** START **
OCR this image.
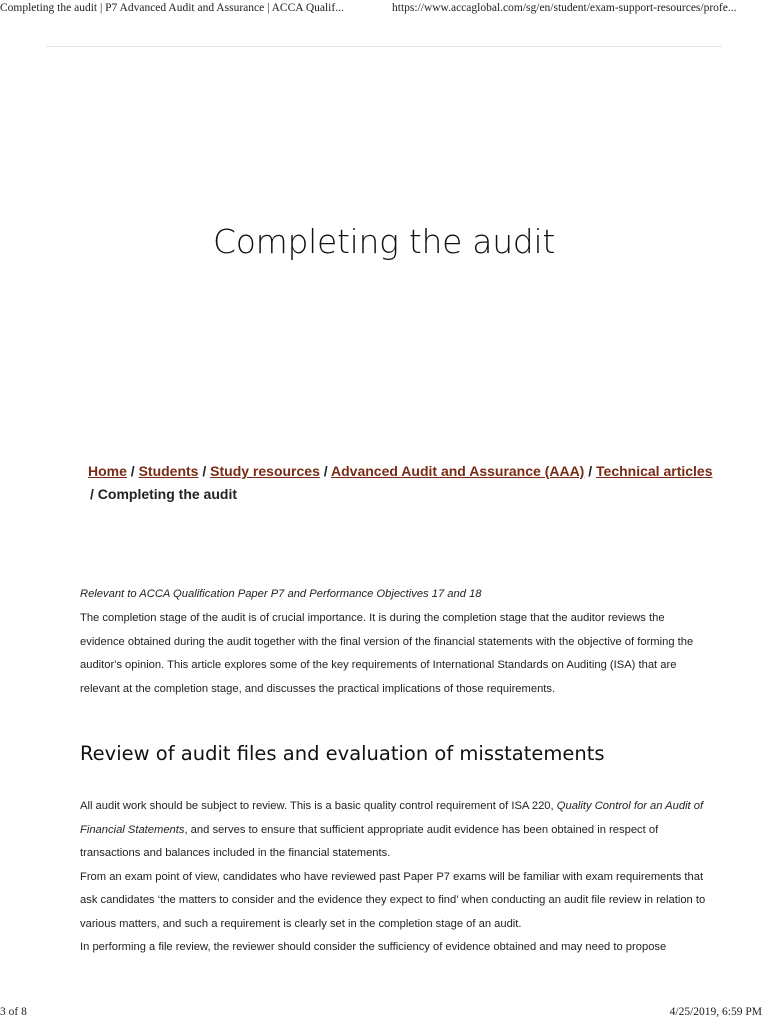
Completing the audit | P7 Advanced Audit and Assurance | ACCA Qualif...	https://www.accaglobal.com/sg/en/student/exam-support-resources/profe...
Completing the audit
Home / Students / Study resources / Advanced Audit and Assurance (AAA) / Technical articles
/ Completing the audit
Relevant to ACCA Qualification Paper P7 and Performance Objectives 17 and 18

The completion stage of the audit is of crucial importance. It is during the completion stage that the auditor reviews the evidence obtained during the audit together with the final version of the financial statements with the objective of forming the auditor's opinion. This article explores some of the key requirements of International Standards on Auditing (ISA) that are relevant at the completion stage, and discusses the practical implications of those requirements.

Review of audit files and evaluation of misstatements

All audit work should be subject to review. This is a basic quality control requirement of ISA 220, Quality Control for an Audit of Financial Statements, and serves to ensure that sufficient appropriate audit evidence has been obtained in respect of transactions and balances included in the financial statements.

From an exam point of view, candidates who have reviewed past Paper P7 exams will be familiar with exam requirements that ask candidates ‘the matters to consider and the evidence they expect to find’ when conducting an audit file review in relation to various matters, and such a requirement is clearly set in the completion stage of an audit.

In performing a file review, the reviewer should consider the sufficiency of evidence obtained and may need to propose

3 of 8	4/25/2019, 6:59 PM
** END **
Find "consider". Copy every line it occurs in.

■ Solved exercise ■
From an exam point of view, candidates who have reviewed past Paper P7 exams will be familiar with exam requirements that ask candidates ‘the matters to consider and the evidence they expect to find’ when conducting an audit file review in relation to various matters, and such a requirement is clearly set in the completion stage of an audit.
In performing a file review, the reviewer should consider the sufficiency of evidence obtained and may need to propose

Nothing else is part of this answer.